[Dataset entries on figures]

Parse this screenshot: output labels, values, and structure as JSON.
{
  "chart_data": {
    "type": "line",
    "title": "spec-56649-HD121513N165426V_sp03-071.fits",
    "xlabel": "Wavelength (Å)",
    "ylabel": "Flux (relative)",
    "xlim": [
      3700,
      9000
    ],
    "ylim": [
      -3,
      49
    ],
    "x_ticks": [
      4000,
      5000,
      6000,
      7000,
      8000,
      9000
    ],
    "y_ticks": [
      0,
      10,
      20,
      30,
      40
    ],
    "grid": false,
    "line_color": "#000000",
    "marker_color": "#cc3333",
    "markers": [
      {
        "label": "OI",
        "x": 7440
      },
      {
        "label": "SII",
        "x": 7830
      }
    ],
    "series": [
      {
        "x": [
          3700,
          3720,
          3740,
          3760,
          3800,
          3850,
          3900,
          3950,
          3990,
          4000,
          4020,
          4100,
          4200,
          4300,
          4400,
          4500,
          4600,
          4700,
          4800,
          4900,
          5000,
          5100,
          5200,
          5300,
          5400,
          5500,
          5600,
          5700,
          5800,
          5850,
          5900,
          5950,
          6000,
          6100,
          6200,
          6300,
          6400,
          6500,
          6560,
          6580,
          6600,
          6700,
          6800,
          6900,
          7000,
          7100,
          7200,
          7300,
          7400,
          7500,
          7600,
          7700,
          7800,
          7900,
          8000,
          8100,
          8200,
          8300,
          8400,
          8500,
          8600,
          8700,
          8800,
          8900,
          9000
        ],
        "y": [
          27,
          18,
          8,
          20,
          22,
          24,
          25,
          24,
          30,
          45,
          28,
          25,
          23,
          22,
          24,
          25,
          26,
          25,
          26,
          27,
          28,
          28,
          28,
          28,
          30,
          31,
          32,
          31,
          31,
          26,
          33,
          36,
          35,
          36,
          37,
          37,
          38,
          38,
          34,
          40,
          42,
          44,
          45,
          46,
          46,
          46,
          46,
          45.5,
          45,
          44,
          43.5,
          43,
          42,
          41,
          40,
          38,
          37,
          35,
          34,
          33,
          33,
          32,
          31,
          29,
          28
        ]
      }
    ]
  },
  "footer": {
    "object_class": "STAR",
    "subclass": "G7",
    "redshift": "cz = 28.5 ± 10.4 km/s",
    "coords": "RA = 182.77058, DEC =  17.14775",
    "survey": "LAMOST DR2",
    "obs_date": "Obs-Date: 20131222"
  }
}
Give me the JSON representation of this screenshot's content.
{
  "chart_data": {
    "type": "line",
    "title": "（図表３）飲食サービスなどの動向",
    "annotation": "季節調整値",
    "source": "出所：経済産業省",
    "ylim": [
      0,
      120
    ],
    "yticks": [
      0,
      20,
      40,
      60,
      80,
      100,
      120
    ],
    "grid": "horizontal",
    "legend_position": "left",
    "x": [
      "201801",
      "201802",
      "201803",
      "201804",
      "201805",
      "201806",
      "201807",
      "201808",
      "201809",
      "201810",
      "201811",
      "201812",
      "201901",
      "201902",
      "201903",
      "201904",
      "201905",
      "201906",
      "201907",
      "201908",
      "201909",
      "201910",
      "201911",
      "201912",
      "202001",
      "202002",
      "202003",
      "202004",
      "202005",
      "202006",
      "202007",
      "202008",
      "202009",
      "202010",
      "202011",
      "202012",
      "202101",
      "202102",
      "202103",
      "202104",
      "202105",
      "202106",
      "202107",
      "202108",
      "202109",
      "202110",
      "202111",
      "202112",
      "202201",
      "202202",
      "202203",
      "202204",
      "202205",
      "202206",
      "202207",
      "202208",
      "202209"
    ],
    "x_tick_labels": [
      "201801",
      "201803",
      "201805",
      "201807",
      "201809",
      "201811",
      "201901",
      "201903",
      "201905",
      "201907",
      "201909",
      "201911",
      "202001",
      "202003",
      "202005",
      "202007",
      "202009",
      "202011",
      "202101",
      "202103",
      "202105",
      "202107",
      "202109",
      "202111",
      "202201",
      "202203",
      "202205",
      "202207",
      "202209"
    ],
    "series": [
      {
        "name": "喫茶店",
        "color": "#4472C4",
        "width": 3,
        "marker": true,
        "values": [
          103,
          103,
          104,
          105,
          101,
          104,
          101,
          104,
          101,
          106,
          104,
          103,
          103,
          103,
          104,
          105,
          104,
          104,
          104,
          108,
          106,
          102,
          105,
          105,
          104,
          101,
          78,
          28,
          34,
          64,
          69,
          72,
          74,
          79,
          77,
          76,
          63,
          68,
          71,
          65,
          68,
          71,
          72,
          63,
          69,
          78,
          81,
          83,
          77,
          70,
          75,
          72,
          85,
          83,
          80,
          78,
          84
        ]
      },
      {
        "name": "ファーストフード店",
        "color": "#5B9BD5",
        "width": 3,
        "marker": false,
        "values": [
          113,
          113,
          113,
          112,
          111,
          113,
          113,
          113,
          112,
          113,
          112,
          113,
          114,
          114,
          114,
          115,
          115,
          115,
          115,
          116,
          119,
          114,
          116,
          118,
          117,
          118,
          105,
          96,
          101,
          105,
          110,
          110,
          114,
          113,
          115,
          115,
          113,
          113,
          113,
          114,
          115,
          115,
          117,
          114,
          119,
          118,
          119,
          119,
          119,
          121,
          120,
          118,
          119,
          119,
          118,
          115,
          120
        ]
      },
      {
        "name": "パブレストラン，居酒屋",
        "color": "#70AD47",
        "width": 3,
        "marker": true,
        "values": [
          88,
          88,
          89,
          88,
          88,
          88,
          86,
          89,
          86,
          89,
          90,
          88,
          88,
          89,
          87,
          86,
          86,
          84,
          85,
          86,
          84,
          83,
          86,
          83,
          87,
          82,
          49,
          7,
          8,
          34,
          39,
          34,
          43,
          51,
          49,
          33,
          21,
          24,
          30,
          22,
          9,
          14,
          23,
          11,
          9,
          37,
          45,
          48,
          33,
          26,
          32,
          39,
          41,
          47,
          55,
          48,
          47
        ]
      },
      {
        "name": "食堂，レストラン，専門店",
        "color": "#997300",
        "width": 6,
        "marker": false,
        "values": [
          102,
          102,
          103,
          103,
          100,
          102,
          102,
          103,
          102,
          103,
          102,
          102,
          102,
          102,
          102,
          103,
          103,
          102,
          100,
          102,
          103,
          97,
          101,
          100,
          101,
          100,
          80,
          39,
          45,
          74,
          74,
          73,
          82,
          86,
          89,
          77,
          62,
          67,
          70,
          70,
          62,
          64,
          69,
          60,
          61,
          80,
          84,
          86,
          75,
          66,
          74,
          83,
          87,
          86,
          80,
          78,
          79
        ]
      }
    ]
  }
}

• Objective:
Exactly as they are written, print the entries again.

• Exercise answer:
Parse this screenshot: output labels, values, and structure as JSON.
{
  "chart_data": {
    "type": "line",
    "title": "spec-56649-HD121513N165426V_sp03-071.fits",
    "xlabel": "Wavelength (Å)",
    "ylabel": "Flux (relative)",
    "xlim": [
      3700,
      9000
    ],
    "ylim": [
      -3,
      49
    ],
    "x_ticks": [
      4000,
      5000,
      6000,
      7000,
      8000,
      9000
    ],
    "y_ticks": [
      0,
      10,
      20,
      30,
      40
    ],
    "grid": false,
    "line_color": "#000000",
    "marker_color": "#cc3333",
    "markers": [
      {
        "label": "OI",
        "x": 7440
      },
      {
        "label": "SII",
        "x": 7830
      }
    ],
    "series": [
      {
        "x": [
          3700,
          3720,
          3740,
          3760,
          3800,
          3850,
          3900,
          3950,
          3990,
          4000,
          4020,
          4100,
          4200,
          4300,
          4400,
          4500,
          4600,
          4700,
          4800,
          4900,
          5000,
          5100,
          5200,
          5300,
          5400,
          5500,
          5600,
          5700,
          5800,
          5850,
          5900,
          5950,
          6000,
          6100,
          6200,
          6300,
          6400,
          6500,
          6560,
          6580,
          6600,
          6700,
          6800,
          6900,
          7000,
          7100,
          7200,
          7300,
          7400,
          7500,
          7600,
          7700,
          7800,
          7900,
          8000,
          8100,
          8200,
          8300,
          8400,
          8500,
          8600,
          8700,
          8800,
          8900,
          9000
        ],
        "y": [
          27,
          18,
          8,
          20,
          22,
          24,
          25,
          24,
          30,
          45,
          28,
          25,
          23,
          22,
          24,
          25,
          26,
          25,
          26,
          27,
          28,
          28,
          28,
          28,
          30,
          31,
          32,
          31,
          31,
          26,
          33,
          36,
          35,
          36,
          37,
          37,
          38,
          38,
          34,
          40,
          42,
          44,
          45,
          46,
          46,
          46,
          46,
          45.5,
          45,
          44,
          43.5,
          43,
          42,
          41,
          40,
          38,
          37,
          35,
          34,
          33,
          33,
          32,
          31,
          29,
          28
        ]
      }
    ]
  },
  "footer": {
    "object_class": "STAR",
    "subclass": "G7",
    "redshift": "cz = 28.5 ± 10.4 km/s",
    "coords": "RA = 182.77058, DEC =  17.14775",
    "survey": "LAMOST DR2",
    "obs_date": "Obs-Date: 20131222"
  }
}
Give me the JSON representation of this screenshot's content.
{
  "chart_data": {
    "type": "line",
    "title": "（図表３）飲食サービスなどの動向",
    "annotation": "季節調整値",
    "source": "出所：経済産業省",
    "ylim": [
      0,
      120
    ],
    "yticks": [
      0,
      20,
      40,
      60,
      80,
      100,
      120
    ],
    "grid": "horizontal",
    "legend_position": "left",
    "x": [
      "201801",
      "201802",
      "201803",
      "201804",
      "201805",
      "201806",
      "201807",
      "201808",
      "201809",
      "201810",
      "201811",
      "201812",
      "201901",
      "201902",
      "201903",
      "201904",
      "201905",
      "201906",
      "201907",
      "201908",
      "201909",
      "201910",
      "201911",
      "201912",
      "202001",
      "202002",
      "202003",
      "202004",
      "202005",
      "202006",
      "202007",
      "202008",
      "202009",
      "202010",
      "202011",
      "202012",
      "202101",
      "202102",
      "202103",
      "202104",
      "202105",
      "202106",
      "202107",
      "202108",
      "202109",
      "202110",
      "202111",
      "202112",
      "202201",
      "202202",
      "202203",
      "202204",
      "202205",
      "202206",
      "202207",
      "202208",
      "202209"
    ],
    "x_tick_labels": [
      "201801",
      "201803",
      "201805",
      "201807",
      "201809",
      "201811",
      "201901",
      "201903",
      "201905",
      "201907",
      "201909",
      "201911",
      "202001",
      "202003",
      "202005",
      "202007",
      "202009",
      "202011",
      "202101",
      "202103",
      "202105",
      "202107",
      "202109",
      "202111",
      "202201",
      "202203",
      "202205",
      "202207",
      "202209"
    ],
    "series": [
      {
        "name": "喫茶店",
        "color": "#4472C4",
        "width": 3,
        "marker": true,
        "values": [
          103,
          103,
          104,
          105,
          101,
          104,
          101,
          104,
          101,
          106,
          104,
          103,
          103,
          103,
          104,
          105,
          104,
          104,
          104,
          108,
          106,
          102,
          105,
          105,
          104,
          101,
          78,
          28,
          34,
          64,
          69,
          72,
          74,
          79,
          77,
          76,
          63,
          68,
          71,
          65,
          68,
          71,
          72,
          63,
          69,
          78,
          81,
          83,
          77,
          70,
          75,
          72,
          85,
          83,
          80,
          78,
          84
        ]
      },
      {
        "name": "ファーストフード店",
        "color": "#5B9BD5",
        "width": 3,
        "marker": false,
        "values": [
          113,
          113,
          113,
          112,
          111,
          113,
          113,
          113,
          112,
          113,
          112,
          113,
          114,
          114,
          114,
          115,
          115,
          115,
          115,
          116,
          119,
          114,
          116,
          118,
          117,
          118,
          105,
          96,
          101,
          105,
          110,
          110,
          114,
          113,
          115,
          115,
          113,
          113,
          113,
          114,
          115,
          115,
          117,
          114,
          119,
          118,
          119,
          119,
          119,
          121,
          120,
          118,
          119,
          119,
          118,
          115,
          120
        ]
      },
      {
        "name": "パブレストラン，居酒屋",
        "color": "#70AD47",
        "width": 3,
        "marker": true,
        "values": [
          88,
          88,
          89,
          88,
          88,
          88,
          86,
          89,
          86,
          89,
          90,
          88,
          88,
          89,
          87,
          86,
          86,
          84,
          85,
          86,
          84,
          83,
          86,
          83,
          87,
          82,
          49,
          7,
          8,
          34,
          39,
          34,
          43,
          51,
          49,
          33,
          21,
          24,
          30,
          22,
          9,
          14,
          23,
          11,
          9,
          37,
          45,
          48,
          33,
          26,
          32,
          39,
          41,
          47,
          55,
          48,
          47
        ]
      },
      {
        "name": "食堂，レストラン，専門店",
        "color": "#997300",
        "width": 6,
        "marker": false,
        "values": [
          102,
          102,
          103,
          103,
          100,
          102,
          102,
          103,
          102,
          103,
          102,
          102,
          102,
          102,
          102,
          103,
          103,
          102,
          100,
          102,
          103,
          97,
          101,
          100,
          101,
          100,
          80,
          39,
          45,
          74,
          74,
          73,
          82,
          86,
          89,
          77,
          62,
          67,
          70,
          70,
          62,
          64,
          69,
          60,
          61,
          80,
          84,
          86,
          75,
          66,
          74,
          83,
          87,
          86,
          80,
          78,
          79
        ]
      }
    ]
  }
}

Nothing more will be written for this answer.